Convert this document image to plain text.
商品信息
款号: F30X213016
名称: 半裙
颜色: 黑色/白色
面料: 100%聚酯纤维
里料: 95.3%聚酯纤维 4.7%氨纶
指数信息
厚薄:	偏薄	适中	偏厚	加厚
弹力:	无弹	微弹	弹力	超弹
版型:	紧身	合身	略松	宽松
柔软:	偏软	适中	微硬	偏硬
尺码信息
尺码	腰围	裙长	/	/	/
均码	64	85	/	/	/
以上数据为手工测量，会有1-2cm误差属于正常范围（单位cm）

━━━━━━━━━━━━━━━━━━━━

**Task statement**
Extract the data in full. Keep it word for word.

**Exercise solution**
Convert this document image to plain text.
商品信息
款号: F30X213016
名称: 半裙
颜色: 黑色/白色
面料: 100%聚酯纤维
里料: 95.3%聚酯纤维 4.7%氨纶
指数信息
厚薄:	偏薄	适中	偏厚	加厚
弹力:	无弹	微弹	弹力	超弹
版型:	紧身	合身	略松	宽松
柔软:	偏软	适中	微硬	偏硬
尺码信息
尺码	腰围	裙长	/	/	/
均码	64	85	/	/	/
以上数据为手工测量，会有1-2cm误差属于正常范围（单位cm）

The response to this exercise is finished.